### SET EXERCISE:
Leave the pictures out and print every record below exactly as it stands.

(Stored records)

____

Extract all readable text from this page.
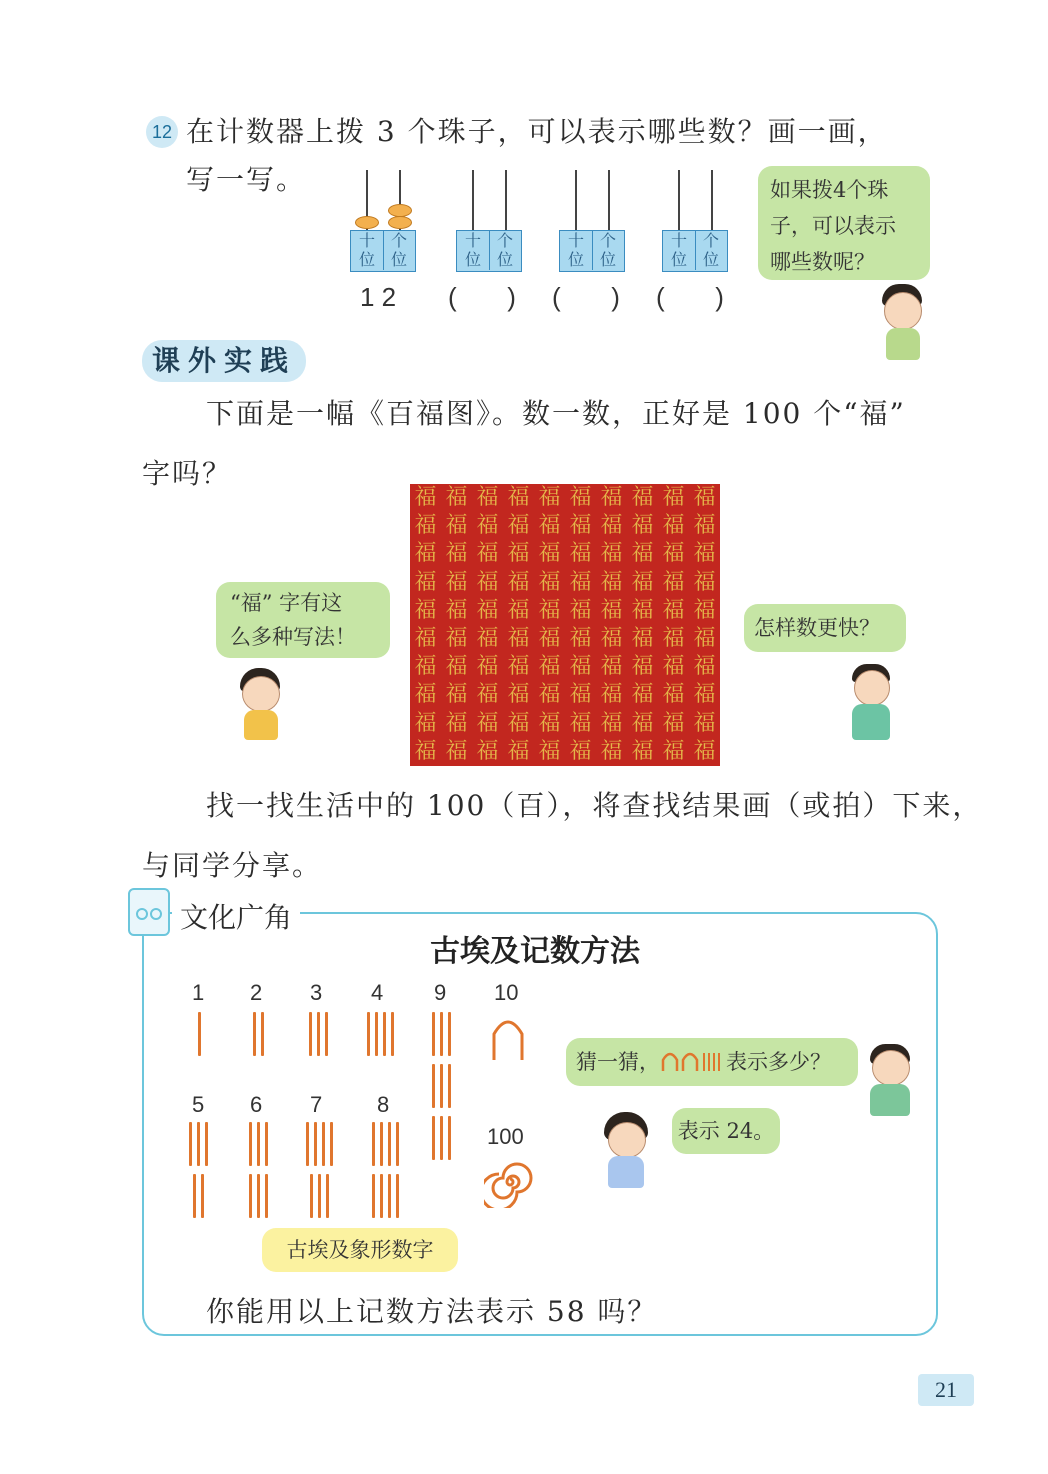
12 在计数器上拨 3 个珠子，可以表示哪些数？画一画，
写一写。
十
位
个
位
十
位
个
位
十
位
个
位
十
位
个
位
1 2 (       ) (       ) (       )
如果拨4个珠
子，可以表示
哪些数呢？
课外实践
下面是一幅《百福图》。数一数，正好是 100 个“福”
字吗？
福 福 福 福 福 福 福 福 福 福
福 福 福 福 福 福 福 福 福 福
福 福 福 福 福 福 福 福 福 福
福 福 福 福 福 福 福 福 福 福
福 福 福 福 福 福 福 福 福 福
福 福 福 福 福 福 福 福 福 福
福 福 福 福 福 福 福 福 福 福
福 福 福 福 福 福 福 福 福 福
福 福 福 福 福 福 福 福 福 福
福 福 福 福 福 福 福 福 福 福
“福” 字有这
么多种写法！	怎样数更快？
找一找生活中的 100（百），将查找结果画（或拍）下来，
与同学分享。
文化广角
古埃及记数方法
1 2 3 4 9 10
5 6 7 8
100
古埃及象形数字
猜一猜，	表示多少？
表示 24。
你能用以上记数方法表示 58 吗？
21
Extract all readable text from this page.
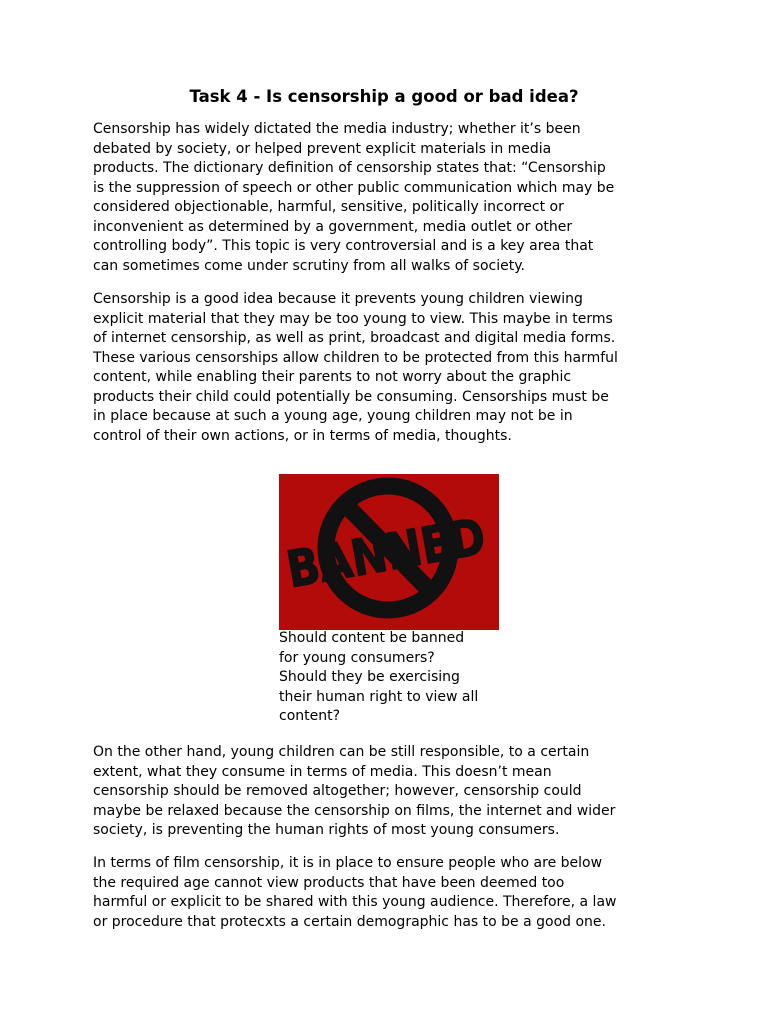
Task 4 - Is censorship a good or bad idea?

Censorship has widely dictated the media industry; whether it’s been
debated by society, or helped prevent explicit materials in media
products. The dictionary definition of censorship states that: “Censorship
is the suppression of speech or other public communication which may be
considered objectionable, harmful, sensitive, politically incorrect or
inconvenient as determined by a government, media outlet or other
controlling body”. This topic is very controversial and is a key area that
can sometimes come under scrutiny from all walks of society.

Censorship is a good idea because it prevents young children viewing
explicit material that they may be too young to view. This maybe in terms
of internet censorship, as well as print, broadcast and digital media forms.
These various censorships allow children to be protected from this harmful
content, while enabling their parents to not worry about the graphic
products their child could potentially be consuming. Censorships must be
in place because at such a young age, young children may not be in
control of their own actions, or in terms of media, thoughts.

BANNED

Should content be banned
for young consumers?
Should they be exercising
their human right to view all
content?

On the other hand, young children can be still responsible, to a certain
extent, what they consume in terms of media. This doesn’t mean
censorship should be removed altogether; however, censorship could
maybe be relaxed because the censorship on films, the internet and wider
society, is preventing the human rights of most young consumers.

In terms of film censorship, it is in place to ensure people who are below
the required age cannot view products that have been deemed too
harmful or explicit to be shared with this young audience. Therefore, a law
or procedure that protecxts a certain demographic has to be a good one.
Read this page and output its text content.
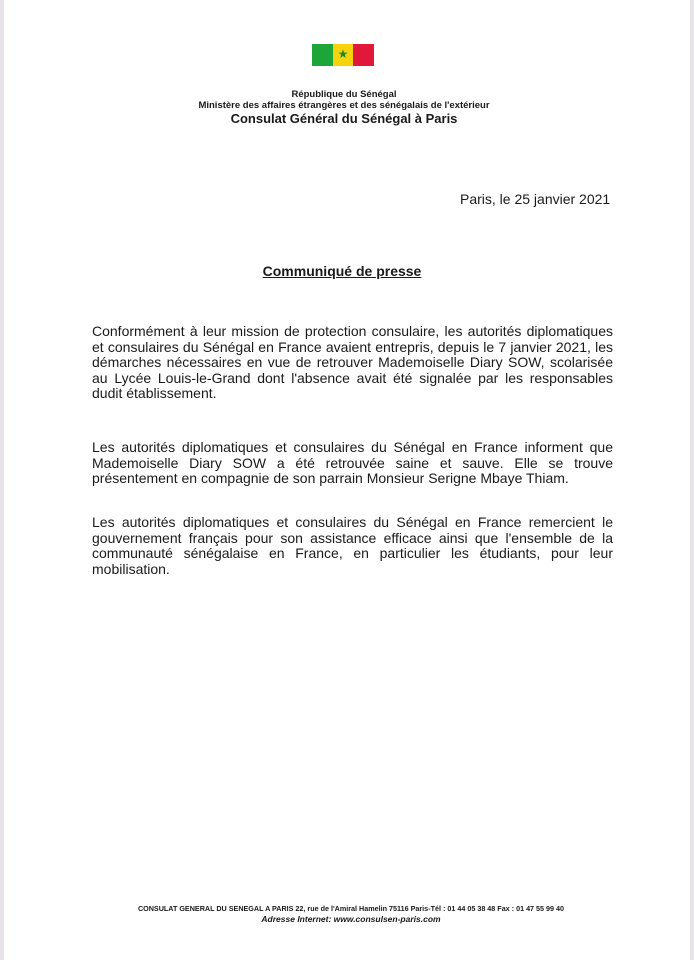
★
République du Sénégal
Ministère des affaires étrangères et des sénégalais de l'extérieur
Consulat Général du Sénégal à Paris
Paris, le 25 janvier 2021
Communiqué de presse

Conformément à leur mission de protection consulaire, les autorités diplomatiques et consulaires du Sénégal en France avaient entrepris, depuis le 7 janvier 2021, les démarches nécessaires en vue de retrouver Mademoiselle Diary SOW, scolarisée au Lycée Louis-le-Grand dont l'absence avait été signalée par les responsables dudit établissement.

Les autorités diplomatiques et consulaires du Sénégal en France informent que Mademoiselle Diary SOW a été retrouvée saine et sauve. Elle se trouve présentement en compagnie de son parrain Monsieur Serigne Mbaye Thiam.

Les autorités diplomatiques et consulaires du Sénégal en France remercient le gouvernement français pour son assistance efficace ainsi que l'ensemble de la communauté sénégalaise en France, en particulier les étudiants, pour leur mobilisation.

CONSULAT GENERAL DU SENEGAL A PARIS 22, rue de l'Amiral Hamelin 75116 Paris-Tél : 01 44 05 38 48 Fax : 01 47 55 99 40
Adresse Internet: www.consulsen-paris.com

____

### REPLY:
Extract all readable text from this page.
12 在计数器上拨 3 个珠子，可以表示哪些数？画一画，
写一写。
十
位
个
位
十
位
个
位
十
位
个
位
十
位
个
位
1 2 (       ) (       ) (       )
如果拨4个珠
子，可以表示
哪些数呢？
课外实践
下面是一幅《百福图》。数一数，正好是 100 个“福”
字吗？
福 福 福 福 福 福 福 福 福 福
福 福 福 福 福 福 福 福 福 福
福 福 福 福 福 福 福 福 福 福
福 福 福 福 福 福 福 福 福 福
福 福 福 福 福 福 福 福 福 福
福 福 福 福 福 福 福 福 福 福
福 福 福 福 福 福 福 福 福 福
福 福 福 福 福 福 福 福 福 福
福 福 福 福 福 福 福 福 福 福
福 福 福 福 福 福 福 福 福 福
“福” 字有这
么多种写法！	怎样数更快？
找一找生活中的 100（百），将查找结果画（或拍）下来，
与同学分享。
文化广角
古埃及记数方法
1 2 3 4 9 10
5 6 7 8
100
古埃及象形数字
猜一猜，	表示多少？
表示 24。
你能用以上记数方法表示 58 吗？
21
Extract all readable text from this page.
Task 4 - Is censorship a good or bad idea?

Censorship has widely dictated the media industry; whether it’s been
debated by society, or helped prevent explicit materials in media
products. The dictionary definition of censorship states that: “Censorship
is the suppression of speech or other public communication which may be
considered objectionable, harmful, sensitive, politically incorrect or
inconvenient as determined by a government, media outlet or other
controlling body”. This topic is very controversial and is a key area that
can sometimes come under scrutiny from all walks of society.

Censorship is a good idea because it prevents young children viewing
explicit material that they may be too young to view. This maybe in terms
of internet censorship, as well as print, broadcast and digital media forms.
These various censorships allow children to be protected from this harmful
content, while enabling their parents to not worry about the graphic
products their child could potentially be consuming. Censorships must be
in place because at such a young age, young children may not be in
control of their own actions, or in terms of media, thoughts.

BANNED

Should content be banned
for young consumers?
Should they be exercising
their human right to view all
content?

On the other hand, young children can be still responsible, to a certain
extent, what they consume in terms of media. This doesn’t mean
censorship should be removed altogether; however, censorship could
maybe be relaxed because the censorship on films, the internet and wider
society, is preventing the human rights of most young consumers.

In terms of film censorship, it is in place to ensure people who are below
the required age cannot view products that have been deemed too
harmful or explicit to be shared with this young audience. Therefore, a law
or procedure that protecxts a certain demographic has to be a good one.
Read this page and output its text content.
★
République du Sénégal
Ministère des affaires étrangères et des sénégalais de l'extérieur
Consulat Général du Sénégal à Paris
Paris, le 25 janvier 2021
Communiqué de presse

Conformément à leur mission de protection consulaire, les autorités diplomatiques et consulaires du Sénégal en France avaient entrepris, depuis le 7 janvier 2021, les démarches nécessaires en vue de retrouver Mademoiselle Diary SOW, scolarisée au Lycée Louis-le-Grand dont l'absence avait été signalée par les responsables dudit établissement.

Les autorités diplomatiques et consulaires du Sénégal en France informent que Mademoiselle Diary SOW a été retrouvée saine et sauve. Elle se trouve présentement en compagnie de son parrain Monsieur Serigne Mbaye Thiam.

Les autorités diplomatiques et consulaires du Sénégal en France remercient le gouvernement français pour son assistance efficace ainsi que l'ensemble de la communauté sénégalaise en France, en particulier les étudiants, pour leur mobilisation.

CONSULAT GENERAL DU SENEGAL A PARIS 22, rue de l'Amiral Hamelin 75116 Paris-Tél : 01 44 05 38 48 Fax : 01 47 55 99 40
Adresse Internet: www.consulsen-paris.com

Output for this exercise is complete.